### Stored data
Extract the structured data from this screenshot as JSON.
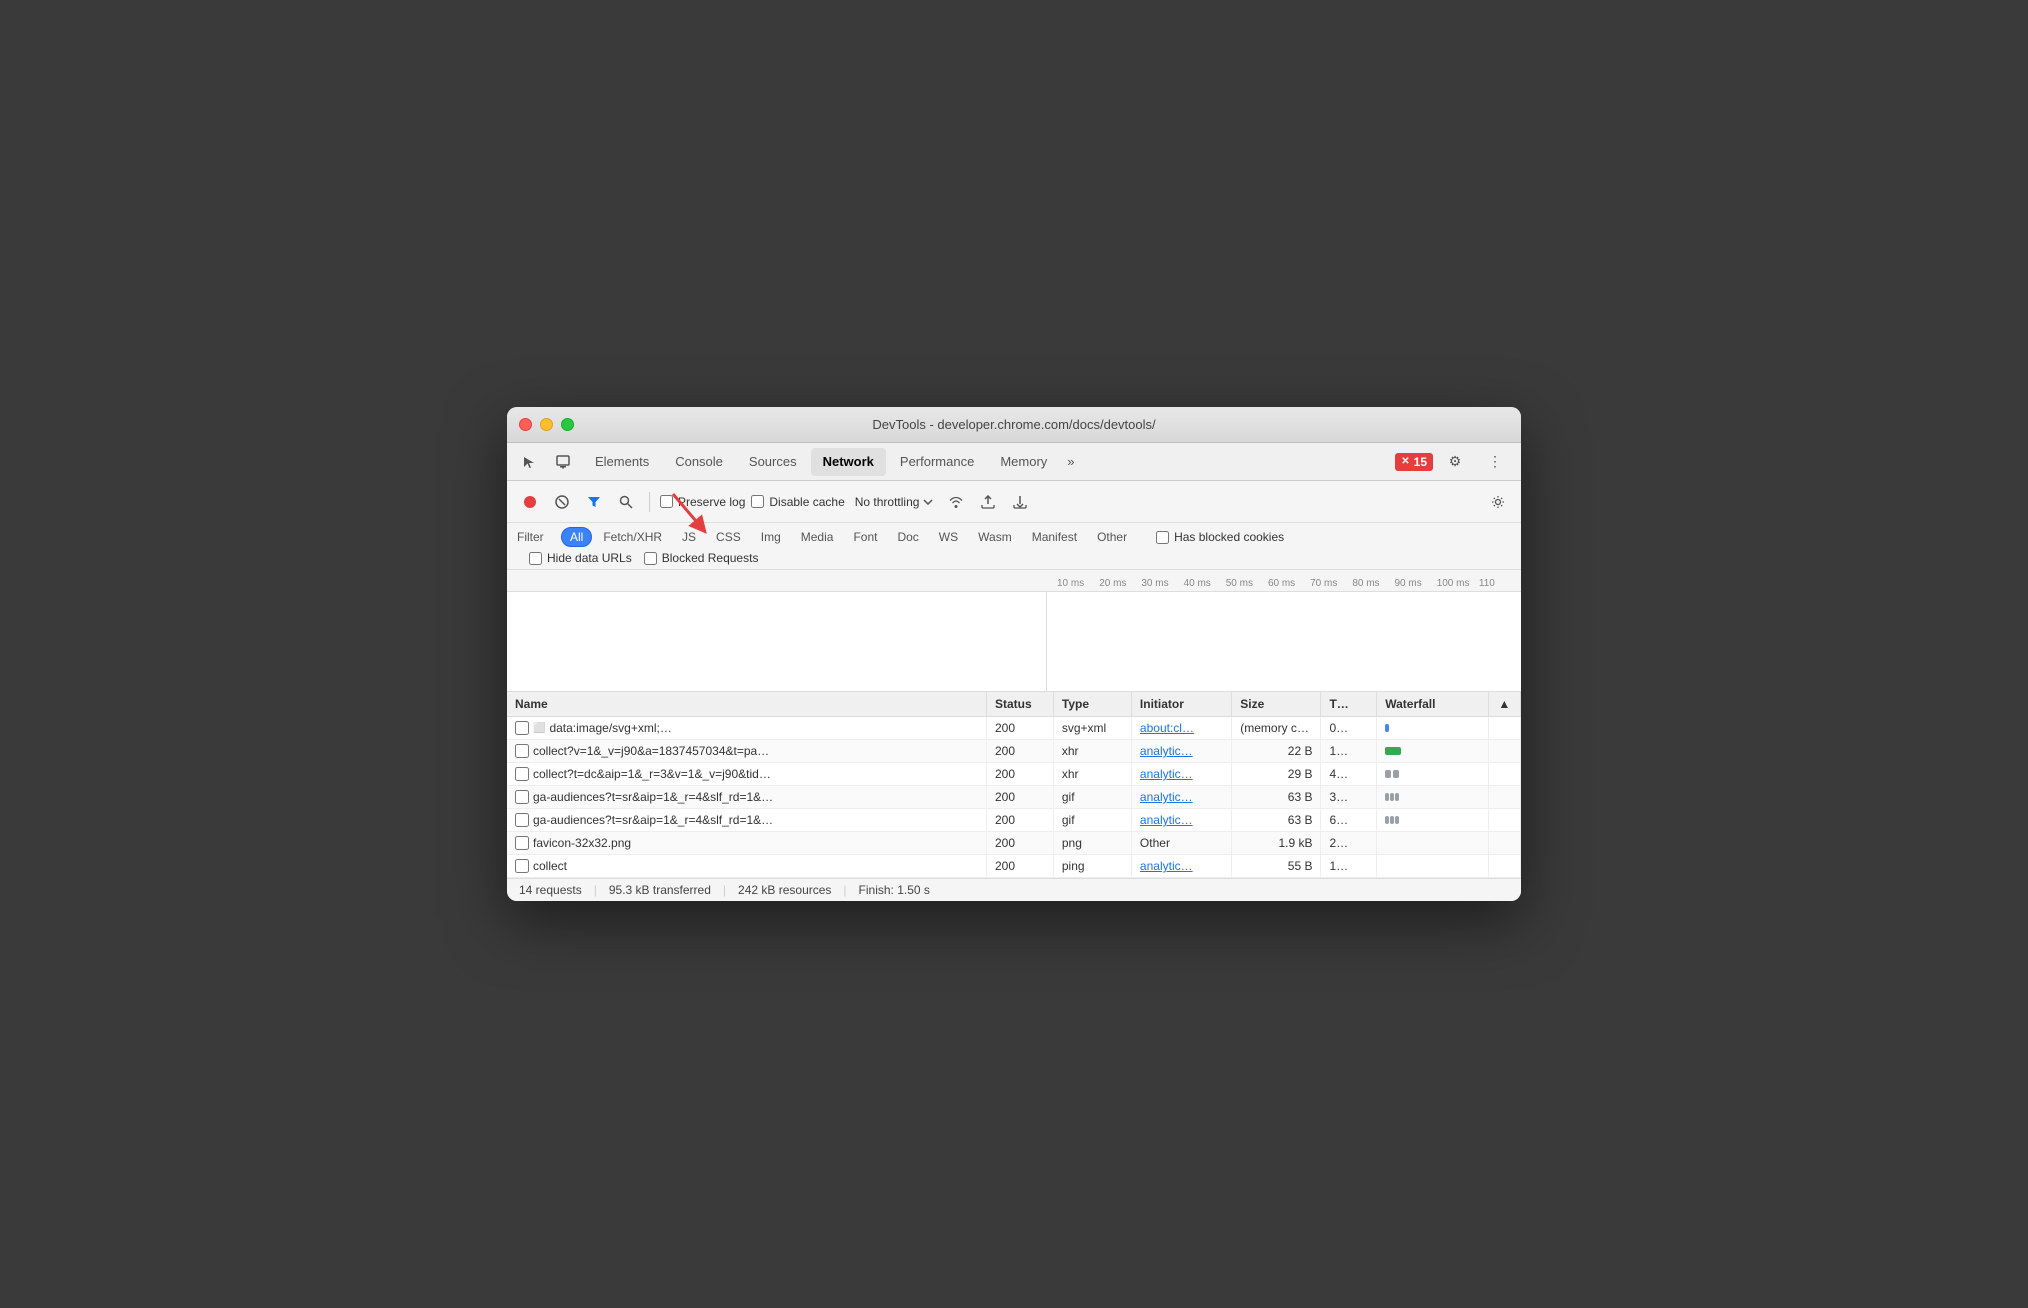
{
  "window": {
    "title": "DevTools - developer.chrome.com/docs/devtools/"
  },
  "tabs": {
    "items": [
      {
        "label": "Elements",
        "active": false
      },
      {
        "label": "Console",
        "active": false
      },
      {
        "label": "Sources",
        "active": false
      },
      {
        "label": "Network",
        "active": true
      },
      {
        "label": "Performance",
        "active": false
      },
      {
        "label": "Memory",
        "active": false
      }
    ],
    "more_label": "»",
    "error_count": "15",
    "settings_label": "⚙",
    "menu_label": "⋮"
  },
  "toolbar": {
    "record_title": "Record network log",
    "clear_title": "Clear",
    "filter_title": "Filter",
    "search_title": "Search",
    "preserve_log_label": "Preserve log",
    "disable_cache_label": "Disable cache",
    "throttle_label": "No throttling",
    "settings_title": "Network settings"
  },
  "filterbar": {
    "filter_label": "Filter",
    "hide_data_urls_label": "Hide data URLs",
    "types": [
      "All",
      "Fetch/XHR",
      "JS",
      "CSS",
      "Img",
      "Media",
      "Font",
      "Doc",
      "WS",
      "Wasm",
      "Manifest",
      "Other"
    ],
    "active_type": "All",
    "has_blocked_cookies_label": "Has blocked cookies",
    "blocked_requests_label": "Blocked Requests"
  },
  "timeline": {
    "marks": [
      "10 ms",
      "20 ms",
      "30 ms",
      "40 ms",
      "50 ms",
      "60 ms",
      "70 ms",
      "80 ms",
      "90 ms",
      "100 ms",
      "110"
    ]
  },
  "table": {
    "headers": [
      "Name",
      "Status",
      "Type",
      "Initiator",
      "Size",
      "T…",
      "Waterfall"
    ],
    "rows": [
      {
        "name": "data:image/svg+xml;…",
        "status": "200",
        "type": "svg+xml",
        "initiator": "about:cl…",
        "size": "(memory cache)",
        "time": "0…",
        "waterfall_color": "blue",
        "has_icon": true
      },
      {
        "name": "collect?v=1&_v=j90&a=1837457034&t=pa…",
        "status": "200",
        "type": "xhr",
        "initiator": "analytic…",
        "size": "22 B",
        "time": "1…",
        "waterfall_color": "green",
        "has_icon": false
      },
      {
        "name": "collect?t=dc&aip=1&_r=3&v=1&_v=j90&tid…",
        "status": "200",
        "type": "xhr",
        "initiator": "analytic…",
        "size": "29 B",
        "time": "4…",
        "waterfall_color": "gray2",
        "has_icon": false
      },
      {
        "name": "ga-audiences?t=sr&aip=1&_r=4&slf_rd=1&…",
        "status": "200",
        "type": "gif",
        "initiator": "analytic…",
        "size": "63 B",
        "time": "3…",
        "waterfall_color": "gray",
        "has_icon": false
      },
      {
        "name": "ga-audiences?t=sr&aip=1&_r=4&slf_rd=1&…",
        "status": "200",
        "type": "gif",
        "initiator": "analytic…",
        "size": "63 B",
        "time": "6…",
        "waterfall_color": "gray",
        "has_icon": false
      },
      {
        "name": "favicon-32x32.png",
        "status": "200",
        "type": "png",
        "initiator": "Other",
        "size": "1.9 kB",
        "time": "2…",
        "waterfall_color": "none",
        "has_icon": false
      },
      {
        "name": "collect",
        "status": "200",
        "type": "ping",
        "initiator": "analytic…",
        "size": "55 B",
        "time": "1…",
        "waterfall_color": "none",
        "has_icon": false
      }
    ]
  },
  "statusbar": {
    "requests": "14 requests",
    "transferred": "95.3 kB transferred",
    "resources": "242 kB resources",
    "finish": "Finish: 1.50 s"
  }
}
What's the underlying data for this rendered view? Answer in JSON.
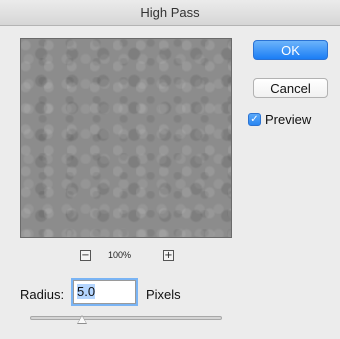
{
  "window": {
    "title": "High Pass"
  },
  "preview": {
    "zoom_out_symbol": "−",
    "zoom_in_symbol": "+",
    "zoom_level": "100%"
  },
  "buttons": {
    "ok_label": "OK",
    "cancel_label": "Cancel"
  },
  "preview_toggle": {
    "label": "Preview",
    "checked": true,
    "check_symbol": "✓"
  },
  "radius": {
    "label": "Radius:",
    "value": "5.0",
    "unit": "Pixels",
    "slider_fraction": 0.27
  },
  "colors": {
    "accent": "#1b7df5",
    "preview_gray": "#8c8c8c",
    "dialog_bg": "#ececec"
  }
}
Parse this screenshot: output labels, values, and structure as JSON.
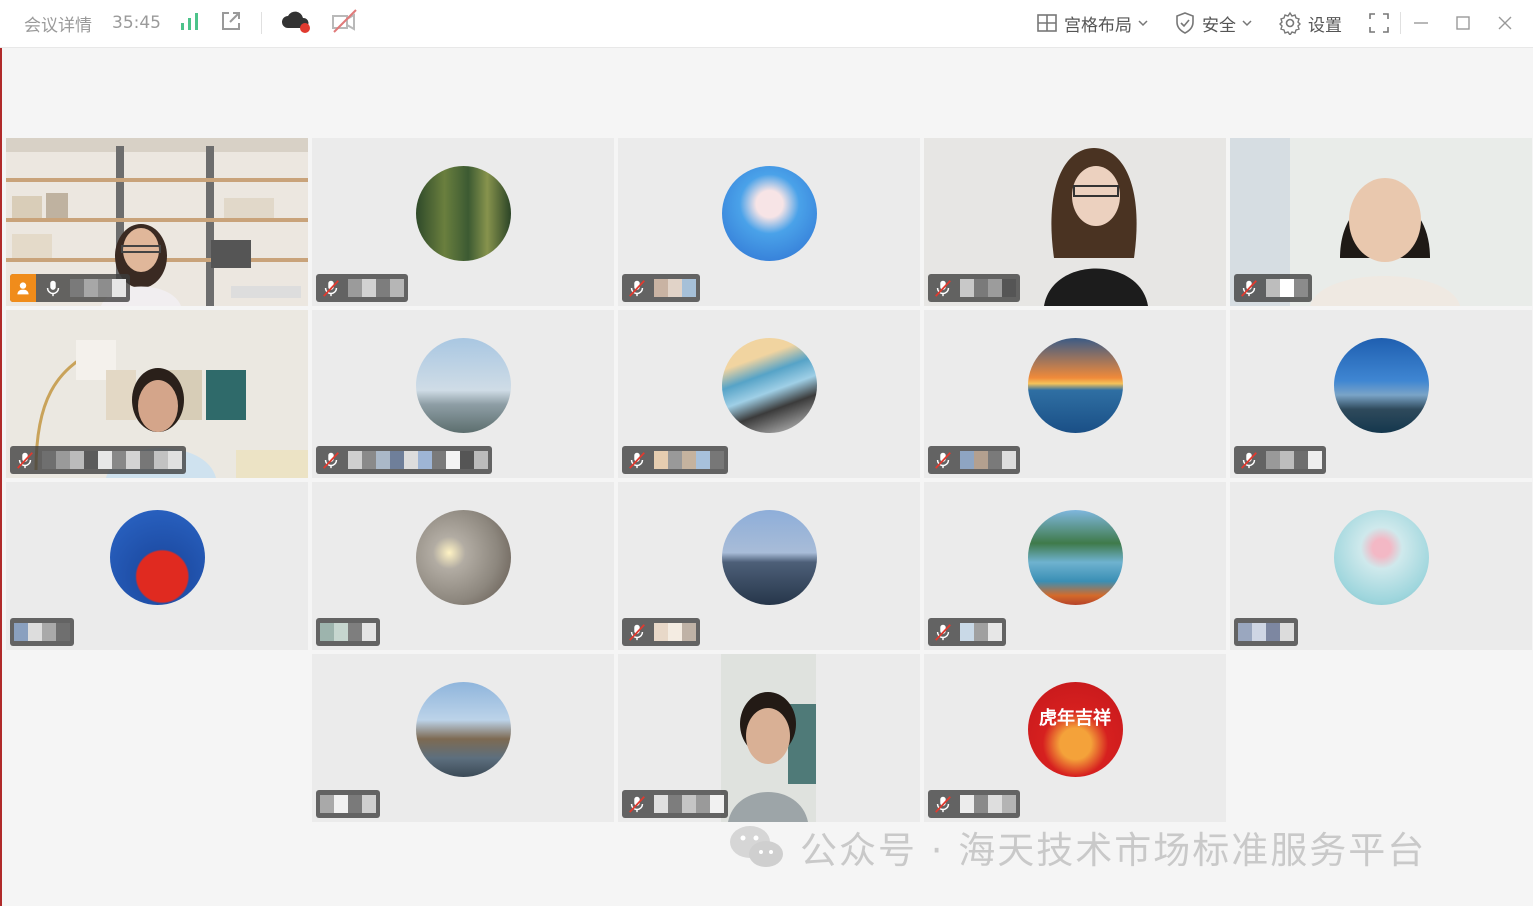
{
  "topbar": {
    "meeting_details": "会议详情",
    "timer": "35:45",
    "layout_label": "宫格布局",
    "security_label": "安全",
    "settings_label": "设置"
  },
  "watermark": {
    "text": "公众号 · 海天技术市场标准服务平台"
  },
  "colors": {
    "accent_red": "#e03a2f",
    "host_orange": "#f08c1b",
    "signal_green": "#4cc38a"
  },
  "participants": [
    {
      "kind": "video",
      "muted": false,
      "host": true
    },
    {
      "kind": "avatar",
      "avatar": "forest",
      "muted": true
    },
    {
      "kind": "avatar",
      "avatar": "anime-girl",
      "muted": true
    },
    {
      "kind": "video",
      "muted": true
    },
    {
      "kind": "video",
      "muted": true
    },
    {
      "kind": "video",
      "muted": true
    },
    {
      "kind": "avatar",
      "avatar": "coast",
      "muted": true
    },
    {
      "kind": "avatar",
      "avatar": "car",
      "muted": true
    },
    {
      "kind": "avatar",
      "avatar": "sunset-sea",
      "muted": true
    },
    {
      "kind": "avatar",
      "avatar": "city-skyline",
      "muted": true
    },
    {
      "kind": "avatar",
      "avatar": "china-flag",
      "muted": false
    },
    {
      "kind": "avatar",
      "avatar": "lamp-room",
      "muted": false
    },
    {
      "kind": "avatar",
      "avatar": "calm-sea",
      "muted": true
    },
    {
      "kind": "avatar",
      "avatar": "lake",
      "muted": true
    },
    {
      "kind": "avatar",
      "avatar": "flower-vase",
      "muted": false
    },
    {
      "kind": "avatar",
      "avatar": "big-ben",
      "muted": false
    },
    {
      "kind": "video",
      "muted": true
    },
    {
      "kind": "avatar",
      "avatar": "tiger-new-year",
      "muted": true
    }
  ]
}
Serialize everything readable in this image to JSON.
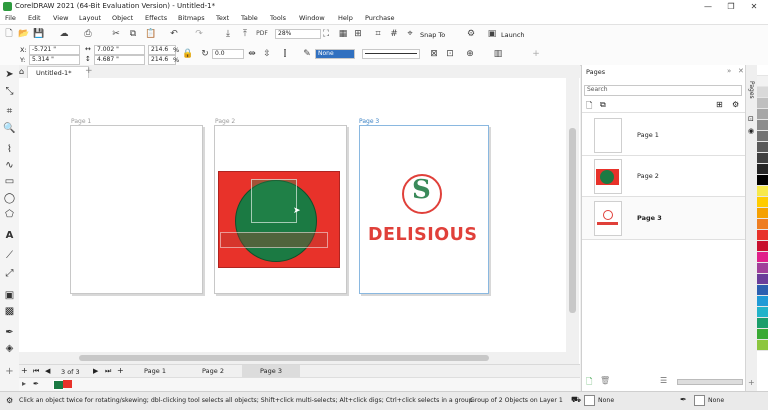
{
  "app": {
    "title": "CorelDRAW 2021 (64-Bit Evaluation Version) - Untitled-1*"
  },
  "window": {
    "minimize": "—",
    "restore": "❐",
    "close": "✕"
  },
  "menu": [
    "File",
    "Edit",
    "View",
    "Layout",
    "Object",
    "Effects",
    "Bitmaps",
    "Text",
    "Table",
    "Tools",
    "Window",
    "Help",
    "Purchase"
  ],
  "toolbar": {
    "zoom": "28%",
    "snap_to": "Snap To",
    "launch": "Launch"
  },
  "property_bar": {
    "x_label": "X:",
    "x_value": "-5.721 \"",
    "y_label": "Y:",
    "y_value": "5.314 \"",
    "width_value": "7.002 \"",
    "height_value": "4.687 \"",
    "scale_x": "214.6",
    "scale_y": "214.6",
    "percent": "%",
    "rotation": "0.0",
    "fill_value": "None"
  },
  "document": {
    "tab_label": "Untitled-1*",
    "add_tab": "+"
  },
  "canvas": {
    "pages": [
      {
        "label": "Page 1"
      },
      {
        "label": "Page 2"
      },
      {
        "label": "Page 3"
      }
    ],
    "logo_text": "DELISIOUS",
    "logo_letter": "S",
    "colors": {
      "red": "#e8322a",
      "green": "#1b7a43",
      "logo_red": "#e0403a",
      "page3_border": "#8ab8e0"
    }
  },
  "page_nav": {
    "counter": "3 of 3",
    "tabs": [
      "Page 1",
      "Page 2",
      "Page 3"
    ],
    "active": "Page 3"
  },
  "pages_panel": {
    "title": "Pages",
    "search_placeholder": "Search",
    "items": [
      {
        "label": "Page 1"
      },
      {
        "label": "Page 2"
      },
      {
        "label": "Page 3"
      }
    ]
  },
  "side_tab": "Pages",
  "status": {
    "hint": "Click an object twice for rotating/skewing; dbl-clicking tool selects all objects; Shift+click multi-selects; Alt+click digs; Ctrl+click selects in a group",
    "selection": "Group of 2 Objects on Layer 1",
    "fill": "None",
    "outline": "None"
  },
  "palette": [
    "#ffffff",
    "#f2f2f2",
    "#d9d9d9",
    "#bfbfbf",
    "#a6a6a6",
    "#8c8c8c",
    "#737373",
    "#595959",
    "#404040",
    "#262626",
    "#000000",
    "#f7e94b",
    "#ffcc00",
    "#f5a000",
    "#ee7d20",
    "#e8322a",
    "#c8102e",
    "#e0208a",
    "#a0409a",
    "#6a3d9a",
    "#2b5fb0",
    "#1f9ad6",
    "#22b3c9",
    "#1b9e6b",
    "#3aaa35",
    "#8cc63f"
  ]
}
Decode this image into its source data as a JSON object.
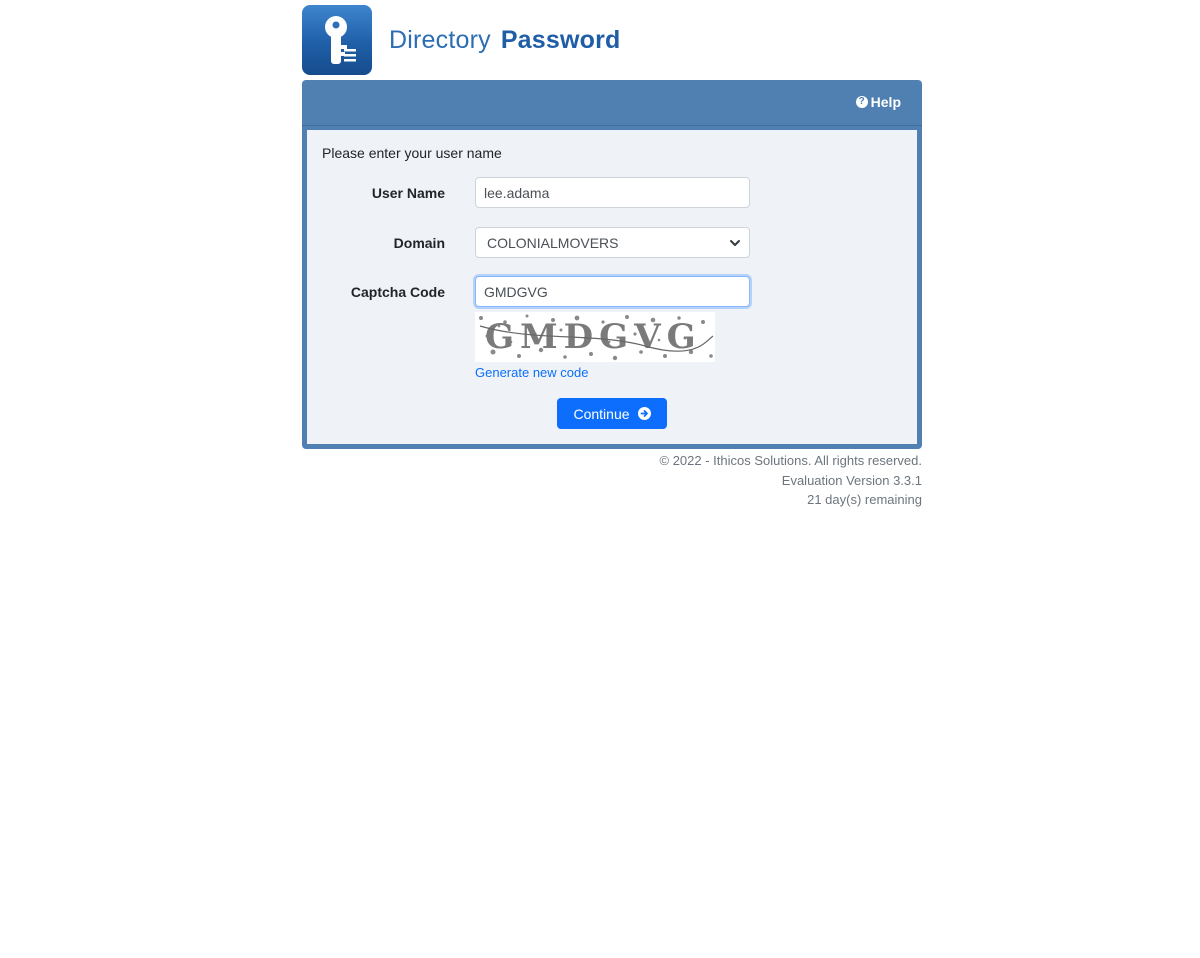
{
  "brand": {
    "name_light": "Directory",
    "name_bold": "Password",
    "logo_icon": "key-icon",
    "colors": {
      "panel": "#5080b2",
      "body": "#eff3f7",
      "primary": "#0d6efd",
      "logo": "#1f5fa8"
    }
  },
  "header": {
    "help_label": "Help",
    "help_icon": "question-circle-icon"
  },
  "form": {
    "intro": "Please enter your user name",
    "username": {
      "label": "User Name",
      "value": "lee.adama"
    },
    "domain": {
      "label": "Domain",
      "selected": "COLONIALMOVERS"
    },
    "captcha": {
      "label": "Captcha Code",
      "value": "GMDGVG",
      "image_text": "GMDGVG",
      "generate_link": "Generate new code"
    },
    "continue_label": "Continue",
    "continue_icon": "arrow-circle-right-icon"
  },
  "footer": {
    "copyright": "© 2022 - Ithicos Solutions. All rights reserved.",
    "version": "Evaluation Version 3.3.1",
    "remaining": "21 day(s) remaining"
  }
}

### Your goal
Identify the lines above that contain the word "collect", then copy them.

### Solution to this problem
        "name": "collect?v=1&_v=j90&a=1837457034&t=pa…",
        "name": "collect?t=dc&aip=1&_r=3&v=1&_v=j90&tid…",
        "name": "collect",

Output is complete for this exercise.